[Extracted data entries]
········

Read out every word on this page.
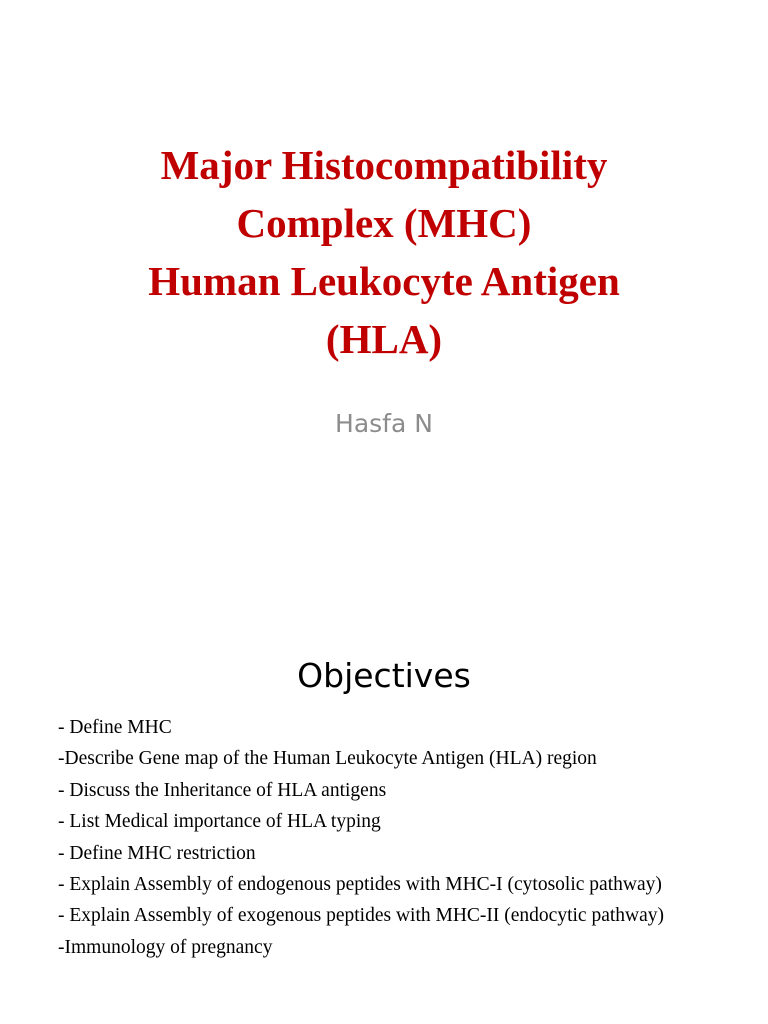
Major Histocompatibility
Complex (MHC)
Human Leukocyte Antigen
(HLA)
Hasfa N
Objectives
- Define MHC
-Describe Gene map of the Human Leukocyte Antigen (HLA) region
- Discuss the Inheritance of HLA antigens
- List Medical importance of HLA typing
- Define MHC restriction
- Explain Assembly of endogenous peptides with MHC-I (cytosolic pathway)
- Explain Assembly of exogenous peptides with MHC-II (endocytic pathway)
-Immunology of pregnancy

········

**WHAT YOU ARE ASKED TO DO**. Output the lines above verbatim, images excluded.

**RESPONSE FOR THIS EXERCISE**.
Read out every word on this page.
Major Histocompatibility
Complex (MHC)
Human Leukocyte Antigen
(HLA)
Hasfa N
Objectives
- Define MHC
-Describe Gene map of the Human Leukocyte Antigen (HLA) region
- Discuss the Inheritance of HLA antigens
- List Medical importance of HLA typing
- Define MHC restriction
- Explain Assembly of endogenous peptides with MHC-I (cytosolic pathway)
- Explain Assembly of exogenous peptides with MHC-II (endocytic pathway)
-Immunology of pregnancy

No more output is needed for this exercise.